* [What is required]: Extract every line below that contains the word "content".

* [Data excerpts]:
══════
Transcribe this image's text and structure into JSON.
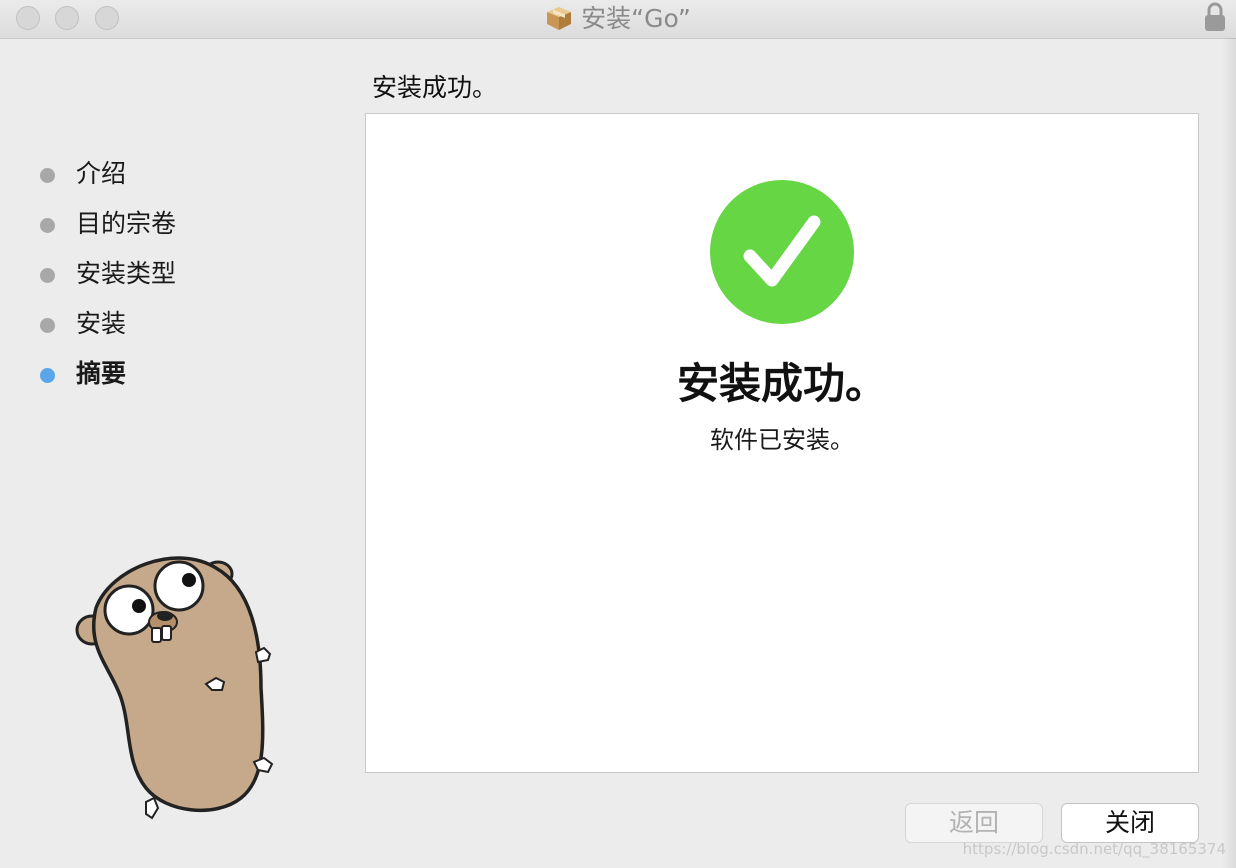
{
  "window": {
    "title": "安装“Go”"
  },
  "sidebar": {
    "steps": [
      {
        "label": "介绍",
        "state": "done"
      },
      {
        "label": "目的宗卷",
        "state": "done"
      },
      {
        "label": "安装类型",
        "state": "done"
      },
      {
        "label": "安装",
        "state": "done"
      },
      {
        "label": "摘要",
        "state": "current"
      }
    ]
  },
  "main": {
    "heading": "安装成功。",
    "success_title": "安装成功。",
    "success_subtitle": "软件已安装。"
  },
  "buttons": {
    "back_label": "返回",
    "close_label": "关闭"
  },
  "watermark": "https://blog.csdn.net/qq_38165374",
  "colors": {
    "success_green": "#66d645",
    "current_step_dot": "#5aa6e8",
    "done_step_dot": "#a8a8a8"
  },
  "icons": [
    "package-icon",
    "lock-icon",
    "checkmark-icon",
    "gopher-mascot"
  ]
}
══════
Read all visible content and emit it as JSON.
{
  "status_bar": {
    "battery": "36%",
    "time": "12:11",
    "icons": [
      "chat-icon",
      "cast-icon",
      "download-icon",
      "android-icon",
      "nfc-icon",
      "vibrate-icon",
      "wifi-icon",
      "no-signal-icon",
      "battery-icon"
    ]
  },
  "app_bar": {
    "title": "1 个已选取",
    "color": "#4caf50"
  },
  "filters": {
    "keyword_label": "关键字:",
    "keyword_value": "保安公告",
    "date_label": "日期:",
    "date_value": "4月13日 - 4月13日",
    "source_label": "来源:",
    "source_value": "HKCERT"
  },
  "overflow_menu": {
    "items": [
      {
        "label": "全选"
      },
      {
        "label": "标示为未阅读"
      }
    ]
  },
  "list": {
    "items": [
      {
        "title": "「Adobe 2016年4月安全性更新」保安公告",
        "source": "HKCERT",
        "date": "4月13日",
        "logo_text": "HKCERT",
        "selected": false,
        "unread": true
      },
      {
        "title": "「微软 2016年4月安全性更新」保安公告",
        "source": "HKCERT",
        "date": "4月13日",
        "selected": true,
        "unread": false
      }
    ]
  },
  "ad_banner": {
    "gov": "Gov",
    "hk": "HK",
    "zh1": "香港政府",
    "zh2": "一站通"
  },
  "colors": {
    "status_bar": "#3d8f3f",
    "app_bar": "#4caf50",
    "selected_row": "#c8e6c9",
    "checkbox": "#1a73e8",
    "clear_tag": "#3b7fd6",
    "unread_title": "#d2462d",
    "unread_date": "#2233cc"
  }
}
══════
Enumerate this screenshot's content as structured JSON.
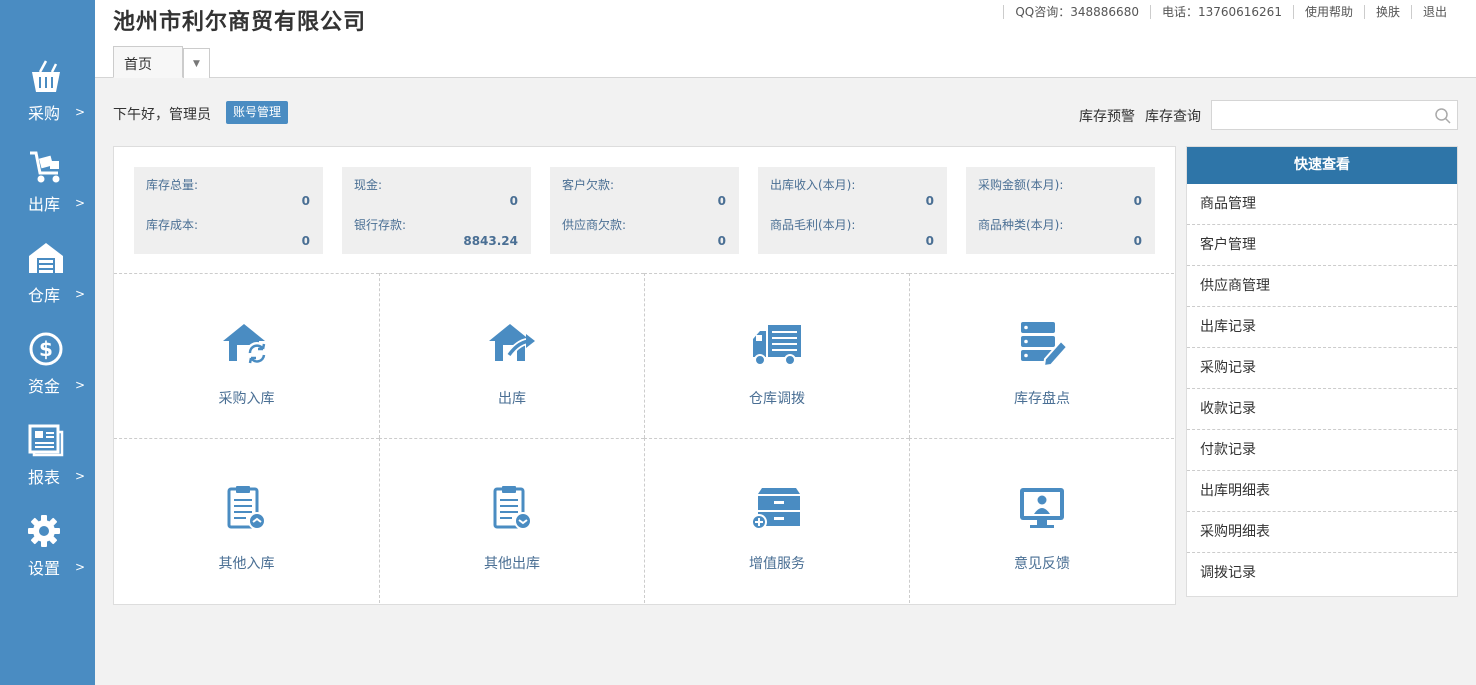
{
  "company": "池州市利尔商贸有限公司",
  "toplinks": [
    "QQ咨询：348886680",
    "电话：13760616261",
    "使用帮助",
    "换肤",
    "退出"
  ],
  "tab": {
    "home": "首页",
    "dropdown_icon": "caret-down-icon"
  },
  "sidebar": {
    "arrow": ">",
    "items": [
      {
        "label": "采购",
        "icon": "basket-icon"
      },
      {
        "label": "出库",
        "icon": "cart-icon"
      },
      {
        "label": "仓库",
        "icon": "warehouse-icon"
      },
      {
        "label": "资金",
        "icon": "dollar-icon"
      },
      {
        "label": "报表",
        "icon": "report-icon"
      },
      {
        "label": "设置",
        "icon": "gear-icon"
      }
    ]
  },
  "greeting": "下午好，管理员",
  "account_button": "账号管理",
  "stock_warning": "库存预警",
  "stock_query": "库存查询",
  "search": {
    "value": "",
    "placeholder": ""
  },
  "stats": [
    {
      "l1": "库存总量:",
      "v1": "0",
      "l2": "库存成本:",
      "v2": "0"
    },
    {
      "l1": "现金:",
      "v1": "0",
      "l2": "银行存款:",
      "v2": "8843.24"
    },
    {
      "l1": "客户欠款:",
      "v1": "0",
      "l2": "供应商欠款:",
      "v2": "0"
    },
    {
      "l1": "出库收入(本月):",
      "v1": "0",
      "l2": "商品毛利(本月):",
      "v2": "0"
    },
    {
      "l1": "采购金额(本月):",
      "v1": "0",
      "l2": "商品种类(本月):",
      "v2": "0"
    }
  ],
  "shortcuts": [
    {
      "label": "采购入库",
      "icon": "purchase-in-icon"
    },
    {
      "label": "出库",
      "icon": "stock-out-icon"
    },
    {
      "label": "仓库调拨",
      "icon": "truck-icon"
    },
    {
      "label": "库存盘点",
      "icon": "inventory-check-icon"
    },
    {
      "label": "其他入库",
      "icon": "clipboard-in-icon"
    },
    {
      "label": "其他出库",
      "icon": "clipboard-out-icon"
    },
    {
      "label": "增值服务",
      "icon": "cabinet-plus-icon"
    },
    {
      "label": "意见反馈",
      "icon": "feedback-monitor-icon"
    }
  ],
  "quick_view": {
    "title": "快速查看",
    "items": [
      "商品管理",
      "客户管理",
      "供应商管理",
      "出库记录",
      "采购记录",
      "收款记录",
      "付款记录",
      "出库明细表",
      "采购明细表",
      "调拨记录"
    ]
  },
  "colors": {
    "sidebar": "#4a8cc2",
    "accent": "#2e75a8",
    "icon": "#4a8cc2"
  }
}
══════
* [Task answer]:
Read all visible content and emit it as JSON.
Enumerate this screenshot's content as structured JSON.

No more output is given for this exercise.